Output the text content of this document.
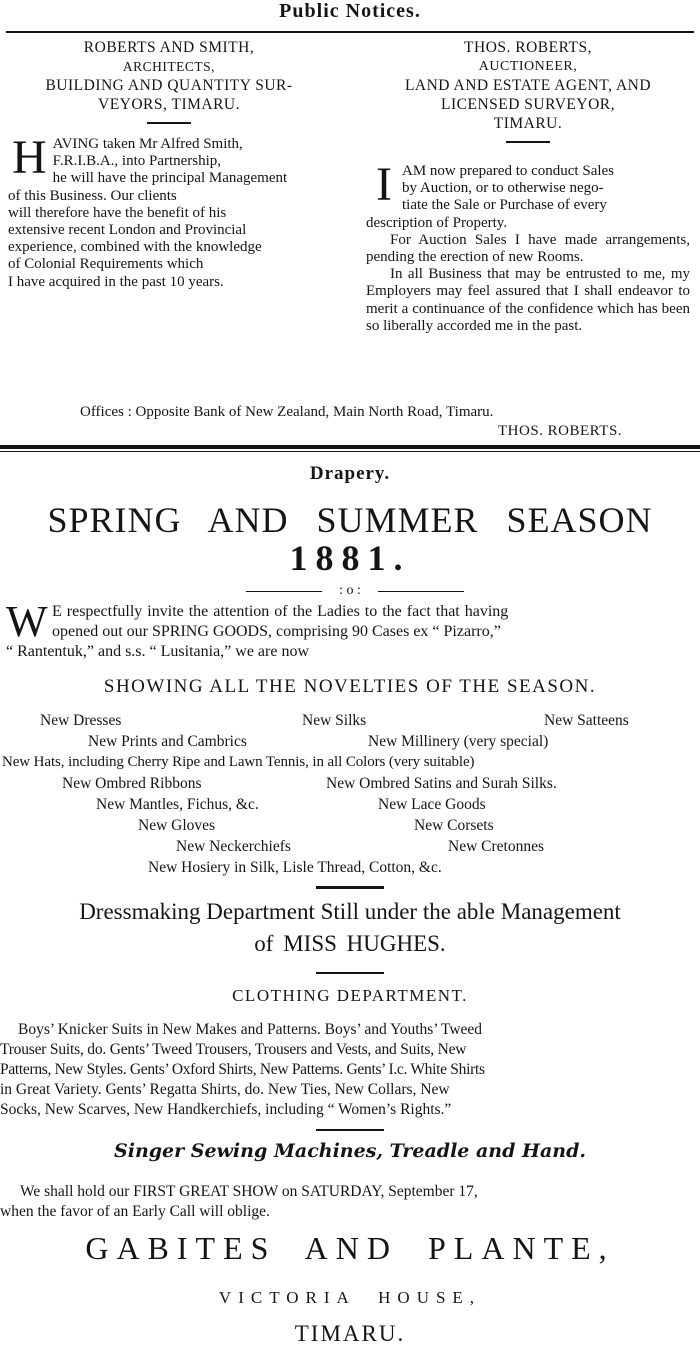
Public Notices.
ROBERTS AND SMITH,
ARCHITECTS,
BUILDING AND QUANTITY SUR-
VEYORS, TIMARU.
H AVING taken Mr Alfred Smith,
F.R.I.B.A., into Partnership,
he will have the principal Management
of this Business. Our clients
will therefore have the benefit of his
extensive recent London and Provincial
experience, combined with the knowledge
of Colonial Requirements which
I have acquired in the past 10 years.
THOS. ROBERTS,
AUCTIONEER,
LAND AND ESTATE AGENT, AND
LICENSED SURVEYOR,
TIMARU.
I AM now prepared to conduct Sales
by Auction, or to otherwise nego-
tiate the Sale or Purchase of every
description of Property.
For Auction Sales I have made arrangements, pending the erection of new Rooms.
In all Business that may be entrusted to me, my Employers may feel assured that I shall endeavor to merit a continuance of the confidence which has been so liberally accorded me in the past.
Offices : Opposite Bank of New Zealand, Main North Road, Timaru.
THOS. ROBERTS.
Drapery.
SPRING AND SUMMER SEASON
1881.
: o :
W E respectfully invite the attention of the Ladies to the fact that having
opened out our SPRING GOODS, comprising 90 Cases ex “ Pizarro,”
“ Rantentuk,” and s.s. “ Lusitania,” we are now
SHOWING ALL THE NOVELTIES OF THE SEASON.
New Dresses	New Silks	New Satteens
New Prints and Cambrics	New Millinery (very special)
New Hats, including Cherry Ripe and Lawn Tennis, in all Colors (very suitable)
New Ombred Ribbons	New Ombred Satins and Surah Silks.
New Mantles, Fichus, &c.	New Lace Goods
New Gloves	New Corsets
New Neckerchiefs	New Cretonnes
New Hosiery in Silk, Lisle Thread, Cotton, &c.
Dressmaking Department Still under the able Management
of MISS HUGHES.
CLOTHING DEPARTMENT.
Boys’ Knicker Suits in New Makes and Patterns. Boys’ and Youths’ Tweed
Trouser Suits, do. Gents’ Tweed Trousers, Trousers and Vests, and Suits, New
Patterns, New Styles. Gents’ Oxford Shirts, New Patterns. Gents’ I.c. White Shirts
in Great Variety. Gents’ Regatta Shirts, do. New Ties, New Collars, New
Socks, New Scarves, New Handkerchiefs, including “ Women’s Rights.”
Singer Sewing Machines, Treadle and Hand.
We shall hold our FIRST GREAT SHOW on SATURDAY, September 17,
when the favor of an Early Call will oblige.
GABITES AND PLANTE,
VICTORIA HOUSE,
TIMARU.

REQUIRED TASK>
Every line above should be returned word for word, with the pictures left behind.

SOLVED EXERCISE>
Output the text content of this document.
Public Notices.
ROBERTS AND SMITH,
ARCHITECTS,
BUILDING AND QUANTITY SUR-
VEYORS, TIMARU.
H AVING taken Mr Alfred Smith,
F.R.I.B.A., into Partnership,
he will have the principal Management
of this Business. Our clients
will therefore have the benefit of his
extensive recent London and Provincial
experience, combined with the knowledge
of Colonial Requirements which
I have acquired in the past 10 years.
THOS. ROBERTS,
AUCTIONEER,
LAND AND ESTATE AGENT, AND
LICENSED SURVEYOR,
TIMARU.
I AM now prepared to conduct Sales
by Auction, or to otherwise nego-
tiate the Sale or Purchase of every
description of Property.
For Auction Sales I have made arrangements, pending the erection of new Rooms.
In all Business that may be entrusted to me, my Employers may feel assured that I shall endeavor to merit a continuance of the confidence which has been so liberally accorded me in the past.
Offices : Opposite Bank of New Zealand, Main North Road, Timaru.
THOS. ROBERTS.
Drapery.
SPRING AND SUMMER SEASON
1881.
: o :
W E respectfully invite the attention of the Ladies to the fact that having
opened out our SPRING GOODS, comprising 90 Cases ex “ Pizarro,”
“ Rantentuk,” and s.s. “ Lusitania,” we are now
SHOWING ALL THE NOVELTIES OF THE SEASON.
New Dresses	New Silks	New Satteens
New Prints and Cambrics	New Millinery (very special)
New Hats, including Cherry Ripe and Lawn Tennis, in all Colors (very suitable)
New Ombred Ribbons	New Ombred Satins and Surah Silks.
New Mantles, Fichus, &c.	New Lace Goods
New Gloves	New Corsets
New Neckerchiefs	New Cretonnes
New Hosiery in Silk, Lisle Thread, Cotton, &c.
Dressmaking Department Still under the able Management
of MISS HUGHES.
CLOTHING DEPARTMENT.
Boys’ Knicker Suits in New Makes and Patterns. Boys’ and Youths’ Tweed
Trouser Suits, do. Gents’ Tweed Trousers, Trousers and Vests, and Suits, New
Patterns, New Styles. Gents’ Oxford Shirts, New Patterns. Gents’ I.c. White Shirts
in Great Variety. Gents’ Regatta Shirts, do. New Ties, New Collars, New
Socks, New Scarves, New Handkerchiefs, including “ Women’s Rights.”
Singer Sewing Machines, Treadle and Hand.
We shall hold our FIRST GREAT SHOW on SATURDAY, September 17,
when the favor of an Early Call will oblige.
GABITES AND PLANTE,
VICTORIA HOUSE,
TIMARU.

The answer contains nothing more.